Excerpt from a dataset:

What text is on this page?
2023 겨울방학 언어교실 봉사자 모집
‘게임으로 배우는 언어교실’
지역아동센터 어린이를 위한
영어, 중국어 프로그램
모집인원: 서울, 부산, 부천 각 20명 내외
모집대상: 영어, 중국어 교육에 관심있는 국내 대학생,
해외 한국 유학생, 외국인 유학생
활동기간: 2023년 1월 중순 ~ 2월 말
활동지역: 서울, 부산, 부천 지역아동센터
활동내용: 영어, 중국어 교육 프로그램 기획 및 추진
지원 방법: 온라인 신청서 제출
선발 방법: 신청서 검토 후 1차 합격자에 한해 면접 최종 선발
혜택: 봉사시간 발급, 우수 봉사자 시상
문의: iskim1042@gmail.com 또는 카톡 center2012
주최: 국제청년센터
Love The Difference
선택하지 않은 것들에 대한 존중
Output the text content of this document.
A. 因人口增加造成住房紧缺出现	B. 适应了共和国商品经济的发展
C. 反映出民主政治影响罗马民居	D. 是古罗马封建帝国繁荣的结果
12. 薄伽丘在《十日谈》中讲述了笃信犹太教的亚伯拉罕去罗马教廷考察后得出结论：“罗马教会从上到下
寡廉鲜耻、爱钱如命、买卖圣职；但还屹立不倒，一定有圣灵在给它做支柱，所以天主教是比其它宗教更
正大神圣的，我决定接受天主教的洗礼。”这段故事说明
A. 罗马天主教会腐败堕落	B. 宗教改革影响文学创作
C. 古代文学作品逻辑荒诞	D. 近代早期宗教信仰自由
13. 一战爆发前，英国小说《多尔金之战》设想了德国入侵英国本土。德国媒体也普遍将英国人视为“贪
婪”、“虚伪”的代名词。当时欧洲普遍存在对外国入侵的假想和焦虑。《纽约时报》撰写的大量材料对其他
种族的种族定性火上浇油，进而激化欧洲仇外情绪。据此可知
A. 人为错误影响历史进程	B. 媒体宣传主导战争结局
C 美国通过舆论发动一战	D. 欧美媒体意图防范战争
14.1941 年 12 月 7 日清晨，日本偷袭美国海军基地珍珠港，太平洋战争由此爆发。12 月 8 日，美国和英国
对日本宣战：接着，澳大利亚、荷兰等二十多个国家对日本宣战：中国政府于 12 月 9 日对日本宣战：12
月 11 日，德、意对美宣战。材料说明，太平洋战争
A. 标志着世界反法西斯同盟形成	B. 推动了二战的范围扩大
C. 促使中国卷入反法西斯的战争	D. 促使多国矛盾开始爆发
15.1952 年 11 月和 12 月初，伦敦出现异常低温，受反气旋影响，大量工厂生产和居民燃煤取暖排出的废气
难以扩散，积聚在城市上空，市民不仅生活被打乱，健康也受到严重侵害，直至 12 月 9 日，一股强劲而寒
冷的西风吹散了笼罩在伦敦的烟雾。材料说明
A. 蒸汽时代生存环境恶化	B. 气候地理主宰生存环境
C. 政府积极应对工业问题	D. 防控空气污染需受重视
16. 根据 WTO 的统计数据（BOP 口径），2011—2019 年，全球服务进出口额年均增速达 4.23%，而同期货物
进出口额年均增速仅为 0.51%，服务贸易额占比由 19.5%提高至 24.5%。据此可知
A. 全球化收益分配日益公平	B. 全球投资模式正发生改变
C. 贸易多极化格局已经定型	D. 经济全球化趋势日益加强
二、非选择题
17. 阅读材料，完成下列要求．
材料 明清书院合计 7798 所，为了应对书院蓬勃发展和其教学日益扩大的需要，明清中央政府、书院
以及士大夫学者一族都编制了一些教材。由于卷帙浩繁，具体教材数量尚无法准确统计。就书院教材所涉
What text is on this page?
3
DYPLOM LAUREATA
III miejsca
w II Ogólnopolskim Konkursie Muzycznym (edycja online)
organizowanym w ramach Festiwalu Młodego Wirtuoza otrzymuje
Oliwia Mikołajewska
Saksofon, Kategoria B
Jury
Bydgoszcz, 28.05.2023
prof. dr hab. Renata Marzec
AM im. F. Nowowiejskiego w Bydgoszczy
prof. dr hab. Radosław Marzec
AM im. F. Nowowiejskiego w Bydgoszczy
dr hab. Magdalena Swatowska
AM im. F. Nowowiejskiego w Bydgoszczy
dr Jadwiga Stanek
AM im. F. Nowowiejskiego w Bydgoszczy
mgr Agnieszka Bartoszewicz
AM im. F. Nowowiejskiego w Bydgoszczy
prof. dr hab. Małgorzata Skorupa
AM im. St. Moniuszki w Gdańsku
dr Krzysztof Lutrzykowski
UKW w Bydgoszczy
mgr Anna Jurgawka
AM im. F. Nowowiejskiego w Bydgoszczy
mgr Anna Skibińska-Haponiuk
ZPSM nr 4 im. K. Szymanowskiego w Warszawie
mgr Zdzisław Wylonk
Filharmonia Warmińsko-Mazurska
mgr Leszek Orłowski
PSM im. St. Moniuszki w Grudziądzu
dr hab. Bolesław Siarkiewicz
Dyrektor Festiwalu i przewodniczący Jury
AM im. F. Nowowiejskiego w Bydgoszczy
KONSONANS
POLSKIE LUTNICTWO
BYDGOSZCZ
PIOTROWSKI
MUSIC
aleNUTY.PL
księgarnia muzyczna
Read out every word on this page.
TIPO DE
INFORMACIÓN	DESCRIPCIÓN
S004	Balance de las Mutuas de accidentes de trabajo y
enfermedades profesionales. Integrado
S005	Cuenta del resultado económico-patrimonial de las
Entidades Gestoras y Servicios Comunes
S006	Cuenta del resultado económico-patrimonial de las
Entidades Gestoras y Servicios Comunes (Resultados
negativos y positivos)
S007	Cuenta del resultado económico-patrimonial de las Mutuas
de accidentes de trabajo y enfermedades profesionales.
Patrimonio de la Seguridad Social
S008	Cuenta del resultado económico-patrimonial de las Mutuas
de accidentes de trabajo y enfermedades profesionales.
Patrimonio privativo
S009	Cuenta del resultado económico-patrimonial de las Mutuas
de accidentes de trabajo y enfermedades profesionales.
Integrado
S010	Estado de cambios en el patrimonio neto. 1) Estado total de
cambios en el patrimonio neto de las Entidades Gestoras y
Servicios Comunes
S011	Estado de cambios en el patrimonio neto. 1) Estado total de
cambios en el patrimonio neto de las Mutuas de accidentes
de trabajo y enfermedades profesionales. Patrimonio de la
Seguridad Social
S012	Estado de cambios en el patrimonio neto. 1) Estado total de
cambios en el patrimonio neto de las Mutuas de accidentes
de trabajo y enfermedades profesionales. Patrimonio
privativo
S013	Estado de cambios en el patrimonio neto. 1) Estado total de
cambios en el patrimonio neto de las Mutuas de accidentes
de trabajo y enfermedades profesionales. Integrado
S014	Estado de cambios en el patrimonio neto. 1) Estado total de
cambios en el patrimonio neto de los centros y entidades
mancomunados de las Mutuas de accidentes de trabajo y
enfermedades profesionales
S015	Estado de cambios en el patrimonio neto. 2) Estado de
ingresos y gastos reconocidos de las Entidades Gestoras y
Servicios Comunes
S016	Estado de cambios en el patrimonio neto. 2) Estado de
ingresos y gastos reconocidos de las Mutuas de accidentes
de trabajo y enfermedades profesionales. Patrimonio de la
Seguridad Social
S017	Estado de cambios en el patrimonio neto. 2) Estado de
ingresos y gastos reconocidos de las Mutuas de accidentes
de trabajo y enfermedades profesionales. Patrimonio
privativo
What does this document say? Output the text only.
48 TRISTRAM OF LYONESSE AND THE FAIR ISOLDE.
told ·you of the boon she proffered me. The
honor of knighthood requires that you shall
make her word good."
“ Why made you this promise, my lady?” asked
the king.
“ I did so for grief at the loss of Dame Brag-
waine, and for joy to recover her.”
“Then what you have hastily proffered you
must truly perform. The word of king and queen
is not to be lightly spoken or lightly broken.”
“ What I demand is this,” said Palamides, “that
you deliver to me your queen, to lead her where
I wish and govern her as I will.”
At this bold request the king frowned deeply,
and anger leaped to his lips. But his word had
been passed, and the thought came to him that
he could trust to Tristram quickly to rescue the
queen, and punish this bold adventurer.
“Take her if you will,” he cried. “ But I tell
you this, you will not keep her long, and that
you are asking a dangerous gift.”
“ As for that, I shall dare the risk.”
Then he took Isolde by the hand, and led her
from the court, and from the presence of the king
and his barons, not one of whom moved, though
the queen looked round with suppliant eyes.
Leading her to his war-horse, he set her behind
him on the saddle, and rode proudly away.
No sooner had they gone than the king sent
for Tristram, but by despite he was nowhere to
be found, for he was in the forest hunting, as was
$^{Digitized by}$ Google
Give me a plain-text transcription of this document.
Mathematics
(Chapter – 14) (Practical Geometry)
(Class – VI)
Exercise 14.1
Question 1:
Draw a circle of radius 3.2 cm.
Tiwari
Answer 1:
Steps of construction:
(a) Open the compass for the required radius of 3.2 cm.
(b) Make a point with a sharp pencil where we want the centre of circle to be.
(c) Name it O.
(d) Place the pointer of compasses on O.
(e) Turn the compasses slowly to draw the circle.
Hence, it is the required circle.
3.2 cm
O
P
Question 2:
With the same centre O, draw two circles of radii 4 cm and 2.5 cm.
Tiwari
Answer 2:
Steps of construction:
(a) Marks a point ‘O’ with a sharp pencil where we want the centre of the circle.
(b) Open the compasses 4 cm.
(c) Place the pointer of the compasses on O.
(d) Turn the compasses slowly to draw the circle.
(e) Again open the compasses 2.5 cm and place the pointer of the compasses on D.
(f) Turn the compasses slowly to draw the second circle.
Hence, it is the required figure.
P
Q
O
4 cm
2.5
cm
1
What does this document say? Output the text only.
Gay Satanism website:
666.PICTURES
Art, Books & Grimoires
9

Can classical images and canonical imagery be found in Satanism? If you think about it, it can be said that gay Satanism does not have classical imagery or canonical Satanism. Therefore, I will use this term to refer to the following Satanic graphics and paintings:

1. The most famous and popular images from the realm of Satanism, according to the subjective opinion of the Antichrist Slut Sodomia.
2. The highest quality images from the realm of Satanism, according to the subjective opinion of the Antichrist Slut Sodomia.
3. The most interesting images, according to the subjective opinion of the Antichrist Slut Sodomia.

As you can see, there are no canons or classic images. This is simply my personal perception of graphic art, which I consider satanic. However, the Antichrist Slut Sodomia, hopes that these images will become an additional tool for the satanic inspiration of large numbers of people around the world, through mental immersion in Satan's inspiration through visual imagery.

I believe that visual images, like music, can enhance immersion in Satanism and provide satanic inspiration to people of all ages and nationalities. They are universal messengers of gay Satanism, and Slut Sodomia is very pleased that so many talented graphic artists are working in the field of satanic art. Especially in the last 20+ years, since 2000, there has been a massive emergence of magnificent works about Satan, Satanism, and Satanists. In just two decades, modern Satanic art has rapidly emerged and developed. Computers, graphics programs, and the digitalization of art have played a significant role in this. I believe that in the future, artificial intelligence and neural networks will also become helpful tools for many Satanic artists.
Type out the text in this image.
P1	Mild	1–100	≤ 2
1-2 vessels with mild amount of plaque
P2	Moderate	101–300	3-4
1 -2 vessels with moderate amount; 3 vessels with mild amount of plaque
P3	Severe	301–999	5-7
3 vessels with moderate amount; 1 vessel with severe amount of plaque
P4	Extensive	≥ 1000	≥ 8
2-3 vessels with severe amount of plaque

**The exercise**
Select and copy every line of the material that holds the string "sharp".

**Worked answer**
(b) Make a point with a sharp pencil where we want the centre of circle to be.
(a) Marks a point ‘O’ with a sharp pencil where we want the centre of the circle.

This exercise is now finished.